### Excerpted data
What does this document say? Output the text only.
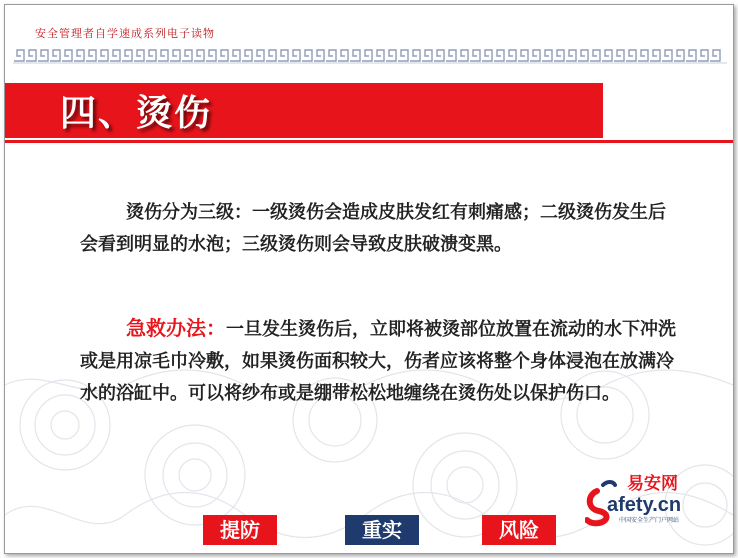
安全管理者自学速成系列电子读物
四、烫伤

烫伤分为三级：一级烫伤会造成皮肤发红有刺痛感；二级烫伤发生后会看到明显的水泡；三级烫伤则会导致皮肤破溃变黑。

急救办法：一旦发生烫伤后，立即将被烫部位放置在流动的水下冲洗或是用凉毛巾冷敷，如果烫伤面积较大，伤者应该将整个身体浸泡在放满冷水的浴缸中。可以将纱布或是绷带松松地缠绕在烫伤处以保护伤口。

易安网
afety.cn
中国安全生产门户网站
提防	重实	风险
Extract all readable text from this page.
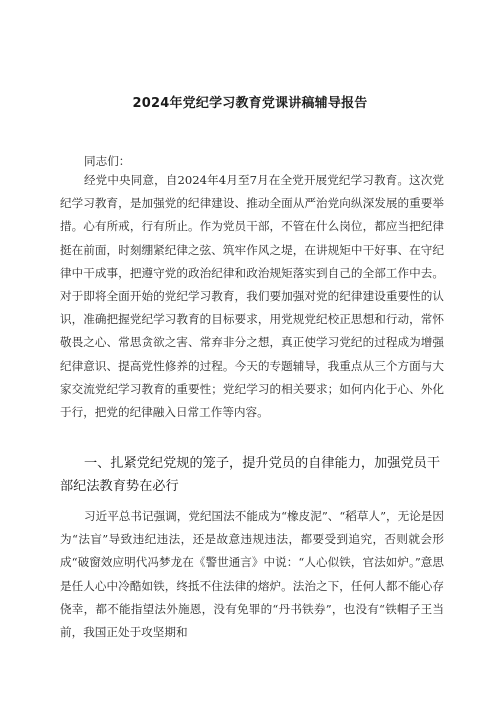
2024年党纪学习教育党课讲稿辅导报告

同志们：

经党中央同意，自2024年4月至7月在全党开展党纪学习教育。这次党纪学习教育，是加强党的纪律建设、推动全面从严治党向纵深发展的重要举措。心有所戒，行有所止。作为党员干部，不管在什么岗位，都应当把纪律挺在前面，时刻绷紧纪律之弦、筑牢作风之堤，在讲规矩中干好事、在守纪律中干成事，把遵守党的政治纪律和政治规矩落实到自己的全部工作中去。对于即将全面开始的党纪学习教育，我们要加强对党的纪律建设重要性的认识，准确把握党纪学习教育的目标要求，用党规党纪校正思想和行动，常怀敬畏之心、常思贪欲之害、常弃非分之想，真正使学习党纪的过程成为增强纪律意识、提高党性修养的过程。今天的专题辅导，我重点从三个方面与大家交流党纪学习教育的重要性；党纪学习的相关要求；如何内化于心、外化于行，把党的纪律融入日常工作等内容。

一、扎紧党纪党规的笼子，提升党员的自律能力，加强党员干部纪法教育势在必行

习近平总书记强调，党纪国法不能成为“橡皮泥”、“稻草人”，无论是因为“法盲”导致违纪违法，还是故意违规违法，都要受到追究，否则就会形成“破窗效应明代冯梦龙在《警世通言》中说：“人心似铁，官法如炉。”意思是任人心中冷酷如铁，终抵不住法律的熔炉。法治之下，任何人都不能心存侥幸，都不能指望法外施恩，没有免罪的“丹书铁券”，也没有“铁帽子王当前，我国正处于攻坚期和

### Exercise instructions
Your copy should hold every record word for word and none of the pictures.

### Response
What does this document say? Output the text only.
安全管理者自学速成系列电子读物
四、烫伤

烫伤分为三级：一级烫伤会造成皮肤发红有刺痛感；二级烫伤发生后会看到明显的水泡；三级烫伤则会导致皮肤破溃变黑。

急救办法：一旦发生烫伤后，立即将被烫部位放置在流动的水下冲洗或是用凉毛巾冷敷，如果烫伤面积较大，伤者应该将整个身体浸泡在放满冷水的浴缸中。可以将纱布或是绷带松松地缠绕在烫伤处以保护伤口。

易安网
afety.cn
中国安全生产门户网站
提防	重实	风险
Extract all readable text from this page.
2024年党纪学习教育党课讲稿辅导报告

同志们：

经党中央同意，自2024年4月至7月在全党开展党纪学习教育。这次党纪学习教育，是加强党的纪律建设、推动全面从严治党向纵深发展的重要举措。心有所戒，行有所止。作为党员干部，不管在什么岗位，都应当把纪律挺在前面，时刻绷紧纪律之弦、筑牢作风之堤，在讲规矩中干好事、在守纪律中干成事，把遵守党的政治纪律和政治规矩落实到自己的全部工作中去。对于即将全面开始的党纪学习教育，我们要加强对党的纪律建设重要性的认识，准确把握党纪学习教育的目标要求，用党规党纪校正思想和行动，常怀敬畏之心、常思贪欲之害、常弃非分之想，真正使学习党纪的过程成为增强纪律意识、提高党性修养的过程。今天的专题辅导，我重点从三个方面与大家交流党纪学习教育的重要性；党纪学习的相关要求；如何内化于心、外化于行，把党的纪律融入日常工作等内容。

一、扎紧党纪党规的笼子，提升党员的自律能力，加强党员干部纪法教育势在必行

习近平总书记强调，党纪国法不能成为“橡皮泥”、“稻草人”，无论是因为“法盲”导致违纪违法，还是故意违规违法，都要受到追究，否则就会形成“破窗效应明代冯梦龙在《警世通言》中说：“人心似铁，官法如炉。”意思是任人心中冷酷如铁，终抵不住法律的熔炉。法治之下，任何人都不能心存侥幸，都不能指望法外施恩，没有免罪的“丹书铁券”，也没有“铁帽子王当前，我国正处于攻坚期和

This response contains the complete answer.